Required work
Check every line below for the word "Российской" and show those that hold it.

Provided records
----

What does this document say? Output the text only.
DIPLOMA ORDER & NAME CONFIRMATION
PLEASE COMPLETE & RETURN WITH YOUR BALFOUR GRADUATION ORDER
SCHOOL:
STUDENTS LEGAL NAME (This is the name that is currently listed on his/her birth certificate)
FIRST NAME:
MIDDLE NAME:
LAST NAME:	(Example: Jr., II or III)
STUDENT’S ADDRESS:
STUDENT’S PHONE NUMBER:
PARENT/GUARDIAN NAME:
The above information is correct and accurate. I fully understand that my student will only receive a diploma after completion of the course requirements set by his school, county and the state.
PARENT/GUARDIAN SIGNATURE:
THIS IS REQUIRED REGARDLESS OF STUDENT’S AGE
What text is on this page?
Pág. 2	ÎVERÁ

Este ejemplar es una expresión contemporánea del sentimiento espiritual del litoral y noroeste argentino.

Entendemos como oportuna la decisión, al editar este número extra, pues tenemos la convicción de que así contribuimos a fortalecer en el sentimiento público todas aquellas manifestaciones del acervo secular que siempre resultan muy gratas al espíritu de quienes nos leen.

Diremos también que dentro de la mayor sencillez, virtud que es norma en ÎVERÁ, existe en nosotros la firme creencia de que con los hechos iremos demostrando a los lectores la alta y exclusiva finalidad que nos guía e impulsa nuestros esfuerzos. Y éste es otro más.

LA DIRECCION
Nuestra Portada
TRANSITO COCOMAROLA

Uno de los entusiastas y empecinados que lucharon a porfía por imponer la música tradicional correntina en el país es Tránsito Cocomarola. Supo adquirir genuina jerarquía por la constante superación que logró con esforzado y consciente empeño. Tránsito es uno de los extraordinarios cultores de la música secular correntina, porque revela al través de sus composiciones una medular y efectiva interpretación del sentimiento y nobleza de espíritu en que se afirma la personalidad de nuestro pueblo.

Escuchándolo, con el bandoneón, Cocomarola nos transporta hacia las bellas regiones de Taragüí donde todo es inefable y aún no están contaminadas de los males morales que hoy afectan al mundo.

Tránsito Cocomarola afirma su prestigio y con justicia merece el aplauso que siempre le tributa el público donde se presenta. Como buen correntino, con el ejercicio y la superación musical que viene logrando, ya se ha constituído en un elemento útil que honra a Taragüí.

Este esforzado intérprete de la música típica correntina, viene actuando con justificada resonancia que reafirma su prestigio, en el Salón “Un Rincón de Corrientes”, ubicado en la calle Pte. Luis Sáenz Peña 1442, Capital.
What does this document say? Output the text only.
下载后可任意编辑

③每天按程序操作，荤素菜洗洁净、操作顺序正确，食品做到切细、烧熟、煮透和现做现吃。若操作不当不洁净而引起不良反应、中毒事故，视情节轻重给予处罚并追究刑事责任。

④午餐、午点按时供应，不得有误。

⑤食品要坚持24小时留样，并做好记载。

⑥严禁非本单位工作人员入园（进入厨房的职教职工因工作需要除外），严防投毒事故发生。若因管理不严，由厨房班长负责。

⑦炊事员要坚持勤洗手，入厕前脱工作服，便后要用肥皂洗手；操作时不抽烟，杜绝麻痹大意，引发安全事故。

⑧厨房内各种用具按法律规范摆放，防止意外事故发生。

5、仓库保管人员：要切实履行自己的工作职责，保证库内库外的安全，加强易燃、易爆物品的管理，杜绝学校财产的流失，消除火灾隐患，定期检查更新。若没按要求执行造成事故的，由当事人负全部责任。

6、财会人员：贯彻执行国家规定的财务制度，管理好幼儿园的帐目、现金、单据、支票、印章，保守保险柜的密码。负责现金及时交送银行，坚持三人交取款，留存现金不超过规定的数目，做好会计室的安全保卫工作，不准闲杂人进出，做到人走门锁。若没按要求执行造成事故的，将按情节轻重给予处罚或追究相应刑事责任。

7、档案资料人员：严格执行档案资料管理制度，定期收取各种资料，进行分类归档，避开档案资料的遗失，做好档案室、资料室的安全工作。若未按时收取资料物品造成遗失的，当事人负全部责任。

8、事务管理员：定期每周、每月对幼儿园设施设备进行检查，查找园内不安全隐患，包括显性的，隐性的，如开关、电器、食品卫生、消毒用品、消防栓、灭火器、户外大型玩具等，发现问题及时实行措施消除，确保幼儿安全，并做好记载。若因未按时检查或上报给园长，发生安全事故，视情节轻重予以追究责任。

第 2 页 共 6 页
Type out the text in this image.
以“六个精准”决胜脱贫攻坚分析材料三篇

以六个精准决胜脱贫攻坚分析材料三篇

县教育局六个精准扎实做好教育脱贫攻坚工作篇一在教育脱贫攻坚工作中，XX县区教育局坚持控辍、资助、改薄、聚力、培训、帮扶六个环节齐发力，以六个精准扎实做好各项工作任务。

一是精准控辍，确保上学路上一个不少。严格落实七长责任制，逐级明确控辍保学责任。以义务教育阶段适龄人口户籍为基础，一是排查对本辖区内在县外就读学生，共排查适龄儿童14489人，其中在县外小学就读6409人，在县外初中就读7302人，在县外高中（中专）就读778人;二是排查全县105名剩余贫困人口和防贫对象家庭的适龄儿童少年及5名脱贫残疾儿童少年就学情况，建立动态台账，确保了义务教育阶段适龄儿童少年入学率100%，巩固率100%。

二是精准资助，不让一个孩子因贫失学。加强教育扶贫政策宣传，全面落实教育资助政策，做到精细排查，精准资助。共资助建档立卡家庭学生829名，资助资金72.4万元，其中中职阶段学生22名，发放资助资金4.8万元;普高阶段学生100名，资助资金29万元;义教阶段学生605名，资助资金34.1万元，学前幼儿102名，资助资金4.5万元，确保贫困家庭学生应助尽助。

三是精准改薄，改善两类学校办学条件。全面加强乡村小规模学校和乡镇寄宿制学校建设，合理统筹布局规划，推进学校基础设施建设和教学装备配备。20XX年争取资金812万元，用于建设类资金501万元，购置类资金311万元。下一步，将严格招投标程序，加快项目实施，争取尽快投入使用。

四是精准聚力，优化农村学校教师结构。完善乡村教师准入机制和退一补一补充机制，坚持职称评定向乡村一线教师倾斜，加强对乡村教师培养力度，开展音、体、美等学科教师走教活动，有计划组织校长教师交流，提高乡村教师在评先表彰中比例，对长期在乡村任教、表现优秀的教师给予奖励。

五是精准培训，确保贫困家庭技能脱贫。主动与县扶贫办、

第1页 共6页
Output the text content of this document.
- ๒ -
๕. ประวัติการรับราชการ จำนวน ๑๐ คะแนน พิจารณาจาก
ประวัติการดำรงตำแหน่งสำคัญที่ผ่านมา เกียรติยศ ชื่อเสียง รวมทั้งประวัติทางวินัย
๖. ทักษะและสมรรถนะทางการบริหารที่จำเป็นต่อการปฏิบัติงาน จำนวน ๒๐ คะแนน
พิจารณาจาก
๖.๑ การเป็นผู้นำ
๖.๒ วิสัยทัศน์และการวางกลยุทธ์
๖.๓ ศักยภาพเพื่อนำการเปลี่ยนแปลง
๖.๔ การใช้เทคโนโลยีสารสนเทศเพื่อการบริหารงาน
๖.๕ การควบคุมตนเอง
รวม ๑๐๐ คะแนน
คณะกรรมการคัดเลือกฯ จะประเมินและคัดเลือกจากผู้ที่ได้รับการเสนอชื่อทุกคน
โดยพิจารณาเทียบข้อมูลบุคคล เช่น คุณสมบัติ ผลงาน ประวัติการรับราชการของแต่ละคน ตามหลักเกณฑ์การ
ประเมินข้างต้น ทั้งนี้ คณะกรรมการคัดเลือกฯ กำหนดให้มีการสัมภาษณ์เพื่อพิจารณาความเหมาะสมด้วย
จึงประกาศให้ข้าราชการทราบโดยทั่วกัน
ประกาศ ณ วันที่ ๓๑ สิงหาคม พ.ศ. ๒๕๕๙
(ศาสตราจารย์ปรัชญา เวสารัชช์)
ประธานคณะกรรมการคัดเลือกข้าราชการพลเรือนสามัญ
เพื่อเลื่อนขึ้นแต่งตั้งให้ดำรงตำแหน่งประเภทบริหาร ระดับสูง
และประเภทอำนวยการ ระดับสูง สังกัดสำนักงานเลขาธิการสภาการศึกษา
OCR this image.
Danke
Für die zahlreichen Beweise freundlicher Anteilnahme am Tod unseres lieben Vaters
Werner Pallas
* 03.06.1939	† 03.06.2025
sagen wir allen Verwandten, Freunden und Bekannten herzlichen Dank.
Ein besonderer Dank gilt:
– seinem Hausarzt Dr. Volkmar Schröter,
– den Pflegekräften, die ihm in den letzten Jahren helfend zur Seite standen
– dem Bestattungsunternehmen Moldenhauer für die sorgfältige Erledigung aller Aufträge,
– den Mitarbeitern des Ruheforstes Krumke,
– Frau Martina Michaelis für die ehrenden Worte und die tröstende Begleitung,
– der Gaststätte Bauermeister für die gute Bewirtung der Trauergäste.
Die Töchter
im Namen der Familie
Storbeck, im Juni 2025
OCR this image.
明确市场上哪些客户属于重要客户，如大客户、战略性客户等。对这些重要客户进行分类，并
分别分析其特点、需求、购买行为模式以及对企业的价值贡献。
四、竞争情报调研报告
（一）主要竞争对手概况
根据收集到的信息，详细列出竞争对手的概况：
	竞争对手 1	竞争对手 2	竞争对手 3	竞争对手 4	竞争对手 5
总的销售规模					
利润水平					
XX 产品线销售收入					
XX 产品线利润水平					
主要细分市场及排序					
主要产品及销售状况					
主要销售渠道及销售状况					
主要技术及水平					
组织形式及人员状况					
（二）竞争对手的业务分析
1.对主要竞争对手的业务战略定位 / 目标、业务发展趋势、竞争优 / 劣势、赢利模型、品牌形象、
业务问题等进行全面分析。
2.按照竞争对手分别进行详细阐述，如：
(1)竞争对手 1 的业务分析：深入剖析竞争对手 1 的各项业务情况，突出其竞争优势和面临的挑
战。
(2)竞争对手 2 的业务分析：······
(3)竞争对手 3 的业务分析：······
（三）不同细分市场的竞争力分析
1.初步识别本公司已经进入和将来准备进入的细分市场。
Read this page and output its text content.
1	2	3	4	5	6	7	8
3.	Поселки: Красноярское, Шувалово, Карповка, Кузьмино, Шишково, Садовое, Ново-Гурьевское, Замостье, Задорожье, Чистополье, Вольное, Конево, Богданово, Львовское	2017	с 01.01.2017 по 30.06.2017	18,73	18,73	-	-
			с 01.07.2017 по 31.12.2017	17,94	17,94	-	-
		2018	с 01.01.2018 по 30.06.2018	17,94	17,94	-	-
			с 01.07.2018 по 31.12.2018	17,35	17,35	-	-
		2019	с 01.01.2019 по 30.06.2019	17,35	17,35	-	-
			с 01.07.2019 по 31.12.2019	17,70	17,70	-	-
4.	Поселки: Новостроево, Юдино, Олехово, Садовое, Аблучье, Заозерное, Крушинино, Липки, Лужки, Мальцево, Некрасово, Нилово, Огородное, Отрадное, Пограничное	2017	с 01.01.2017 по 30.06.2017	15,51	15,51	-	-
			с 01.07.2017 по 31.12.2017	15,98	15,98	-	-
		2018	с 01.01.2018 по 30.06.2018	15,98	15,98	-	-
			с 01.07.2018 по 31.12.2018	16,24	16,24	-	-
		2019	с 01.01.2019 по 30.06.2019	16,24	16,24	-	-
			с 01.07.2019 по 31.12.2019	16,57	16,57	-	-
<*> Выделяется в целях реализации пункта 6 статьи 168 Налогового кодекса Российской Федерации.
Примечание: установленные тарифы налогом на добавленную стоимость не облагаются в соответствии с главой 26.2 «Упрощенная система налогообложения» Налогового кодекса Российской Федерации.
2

----

Correct output
<*> Выделяется в целях реализации пункта 6 статьи 168 Налогового кодекса Российской Федерации.
Примечание: установленные тарифы налогом на добавленную стоимость не облагаются в соответствии с главой 26.2 «Упрощенная система налогообложения» Налогового кодекса Российской Федерации.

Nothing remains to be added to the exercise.